**What you need to do:** Give an exact copy of every line, leaving images out.

════════

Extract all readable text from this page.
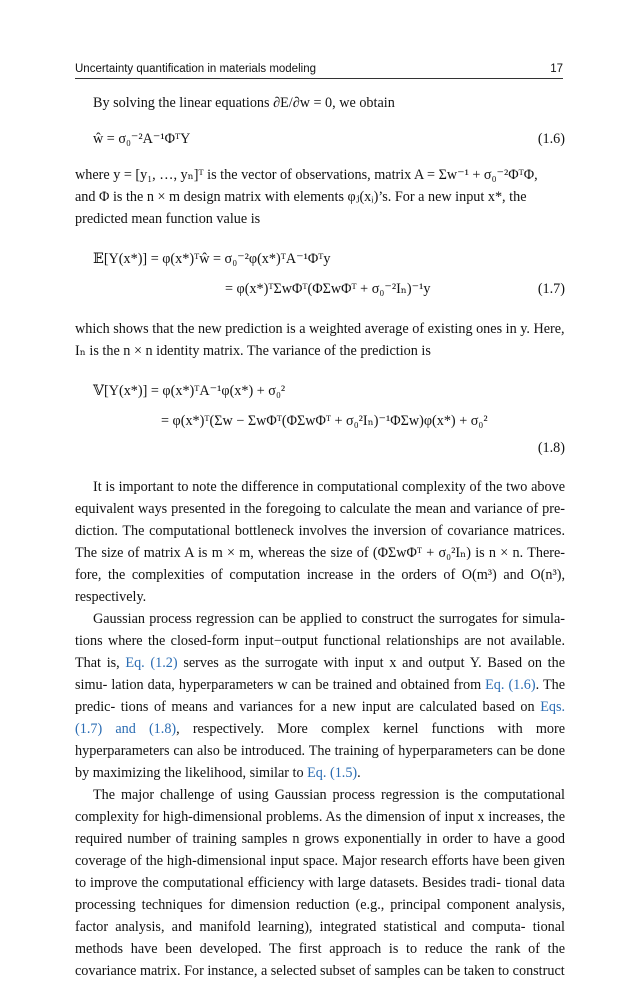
Uncertainty quantification in materials modeling	17

By solving the linear equations ∂E/∂w = 0, we obtain

ŵ = σ₀⁻²A⁻¹ΦᵀY	(1.6)

where y = [y₁, …, yₙ]ᵀ is the vector of observations, matrix A = Σw⁻¹ + σ₀⁻²ΦᵀΦ,
and Φ is the n × m design matrix with elements φⱼ(xᵢ)’s. For a new input x*, the
predicted mean function value is

𝔼[Y(x*)] = φ(x*)ᵀŵ = σ₀⁻²φ(x*)ᵀA⁻¹Φᵀy
= φ(x*)ᵀΣwΦᵀ(ΦΣwΦᵀ + σ₀⁻²Iₙ)⁻¹y	(1.7)

which shows that the new prediction is a weighted average of existing ones in y. Here,
Iₙ is the n × n identity matrix. The variance of the prediction is

𝕍[Y(x*)] = φ(x*)ᵀA⁻¹φ(x*) + σ₀²
= φ(x*)ᵀ(Σw − ΣwΦᵀ(ΦΣwΦᵀ + σ₀²Iₙ)⁻¹ΦΣw)φ(x*) + σ₀²
(1.8)

It is important to note the difference in computational complexity of the two above equivalent ways presented in the foregoing to calculate the mean and variance of pre- diction. The computational bottleneck involves the inversion of covariance matrices. The size of matrix A is m × m, whereas the size of (ΦΣwΦᵀ + σ₀²Iₙ) is n × n. There- fore, the complexities of computation increase in the orders of O(m³) and O(n³), respectively.

Gaussian process regression can be applied to construct the surrogates for simula- tions where the closed-form input−output functional relationships are not available. That is, Eq. (1.2) serves as the surrogate with input x and output Y. Based on the simu- lation data, hyperparameters w can be trained and obtained from Eq. (1.6). The predic- tions of means and variances for a new input are calculated based on Eqs. (1.7) and (1.8), respectively. More complex kernel functions with more hyperparameters can also be introduced. The training of hyperparameters can be done by maximizing the likelihood, similar to Eq. (1.5).

The major challenge of using Gaussian process regression is the computational complexity for high-dimensional problems. As the dimension of input x increases, the required number of training samples n grows exponentially in order to have a good coverage of the high-dimensional input space. Major research efforts have been given to improve the computational efficiency with large datasets. Besides tradi- tional data processing techniques for dimension reduction (e.g., principal component analysis, factor analysis, and manifold learning), integrated statistical and computa- tional methods have been developed. The first approach is to reduce the rank of the covariance matrix. For instance, a selected subset of samples can be taken to construct
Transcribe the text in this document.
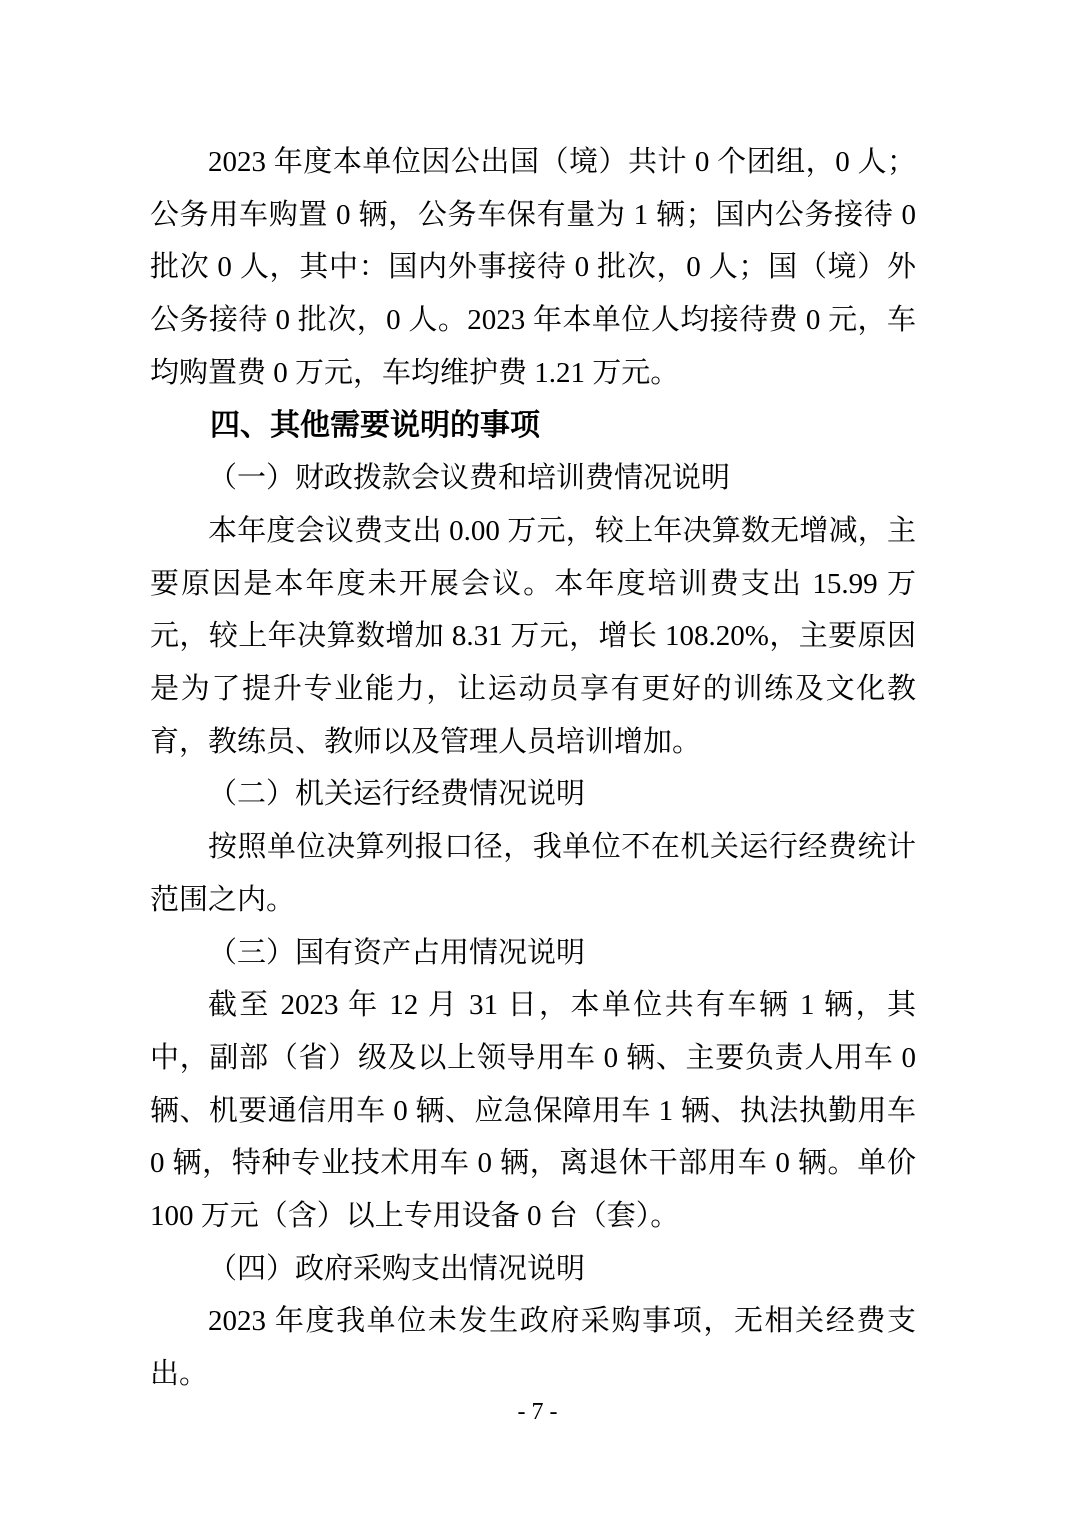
2023 年度本单位因公出国（境）共计 0 个团组，0 人；公务用车购置 0 辆，公务车保有量为 1 辆；国内公务接待 0 批次 0 人，其中：国内外事接待 0 批次，0 人；国（境）外公务接待 0 批次，0 人。2023 年本单位人均接待费 0 元，车均购置费 0 万元，车均维护费 1.21 万元。

四、其他需要说明的事项

（一）财政拨款会议费和培训费情况说明

本年度会议费支出 0.00 万元，较上年决算数无增减，主要原因是本年度未开展会议。本年度培训费支出 15.99 万元，较上年决算数增加 8.31 万元，增长 108.20%，主要原因是为了提升专业能力，让运动员享有更好的训练及文化教育，教练员、教师以及管理人员培训增加。

（二）机关运行经费情况说明

按照单位决算列报口径，我单位不在机关运行经费统计范围之内。

（三）国有资产占用情况说明

截至 2023 年 12 月 31 日，本单位共有车辆 1 辆，其中，副部（省）级及以上领导用车 0 辆、主要负责人用车 0 辆、机要通信用车 0 辆、应急保障用车 1 辆、执法执勤用车 0 辆，特种专业技术用车 0 辆，离退休干部用车 0 辆。单价 100 万元（含）以上专用设备 0 台（套）。

（四）政府采购支出情况说明

2023 年度我单位未发生政府采购事项，无相关经费支出。

- 7 -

════════

**Answer to the task:**
Extract all readable text from this page.
Uncertainty quantification in materials modeling	17

By solving the linear equations ∂E/∂w = 0, we obtain

ŵ = σ₀⁻²A⁻¹ΦᵀY	(1.6)

where y = [y₁, …, yₙ]ᵀ is the vector of observations, matrix A = Σw⁻¹ + σ₀⁻²ΦᵀΦ,
and Φ is the n × m design matrix with elements φⱼ(xᵢ)’s. For a new input x*, the
predicted mean function value is

𝔼[Y(x*)] = φ(x*)ᵀŵ = σ₀⁻²φ(x*)ᵀA⁻¹Φᵀy
= φ(x*)ᵀΣwΦᵀ(ΦΣwΦᵀ + σ₀⁻²Iₙ)⁻¹y	(1.7)

which shows that the new prediction is a weighted average of existing ones in y. Here,
Iₙ is the n × n identity matrix. The variance of the prediction is

𝕍[Y(x*)] = φ(x*)ᵀA⁻¹φ(x*) + σ₀²
= φ(x*)ᵀ(Σw − ΣwΦᵀ(ΦΣwΦᵀ + σ₀²Iₙ)⁻¹ΦΣw)φ(x*) + σ₀²
(1.8)

It is important to note the difference in computational complexity of the two above equivalent ways presented in the foregoing to calculate the mean and variance of pre- diction. The computational bottleneck involves the inversion of covariance matrices. The size of matrix A is m × m, whereas the size of (ΦΣwΦᵀ + σ₀²Iₙ) is n × n. There- fore, the complexities of computation increase in the orders of O(m³) and O(n³), respectively.

Gaussian process regression can be applied to construct the surrogates for simula- tions where the closed-form input−output functional relationships are not available. That is, Eq. (1.2) serves as the surrogate with input x and output Y. Based on the simu- lation data, hyperparameters w can be trained and obtained from Eq. (1.6). The predic- tions of means and variances for a new input are calculated based on Eqs. (1.7) and (1.8), respectively. More complex kernel functions with more hyperparameters can also be introduced. The training of hyperparameters can be done by maximizing the likelihood, similar to Eq. (1.5).

The major challenge of using Gaussian process regression is the computational complexity for high-dimensional problems. As the dimension of input x increases, the required number of training samples n grows exponentially in order to have a good coverage of the high-dimensional input space. Major research efforts have been given to improve the computational efficiency with large datasets. Besides tradi- tional data processing techniques for dimension reduction (e.g., principal component analysis, factor analysis, and manifold learning), integrated statistical and computa- tional methods have been developed. The first approach is to reduce the rank of the covariance matrix. For instance, a selected subset of samples can be taken to construct
Transcribe the text in this document.
2023 年度本单位因公出国（境）共计 0 个团组，0 人；公务用车购置 0 辆，公务车保有量为 1 辆；国内公务接待 0 批次 0 人，其中：国内外事接待 0 批次，0 人；国（境）外公务接待 0 批次，0 人。2023 年本单位人均接待费 0 元，车均购置费 0 万元，车均维护费 1.21 万元。

四、其他需要说明的事项

（一）财政拨款会议费和培训费情况说明

本年度会议费支出 0.00 万元，较上年决算数无增减，主要原因是本年度未开展会议。本年度培训费支出 15.99 万元，较上年决算数增加 8.31 万元，增长 108.20%，主要原因是为了提升专业能力，让运动员享有更好的训练及文化教育，教练员、教师以及管理人员培训增加。

（二）机关运行经费情况说明

按照单位决算列报口径，我单位不在机关运行经费统计范围之内。

（三）国有资产占用情况说明

截至 2023 年 12 月 31 日，本单位共有车辆 1 辆，其中，副部（省）级及以上领导用车 0 辆、主要负责人用车 0 辆、机要通信用车 0 辆、应急保障用车 1 辆、执法执勤用车 0 辆，特种专业技术用车 0 辆，离退休干部用车 0 辆。单价 100 万元（含）以上专用设备 0 台（套）。

（四）政府采购支出情况说明

2023 年度我单位未发生政府采购事项，无相关经费支出。

- 7 -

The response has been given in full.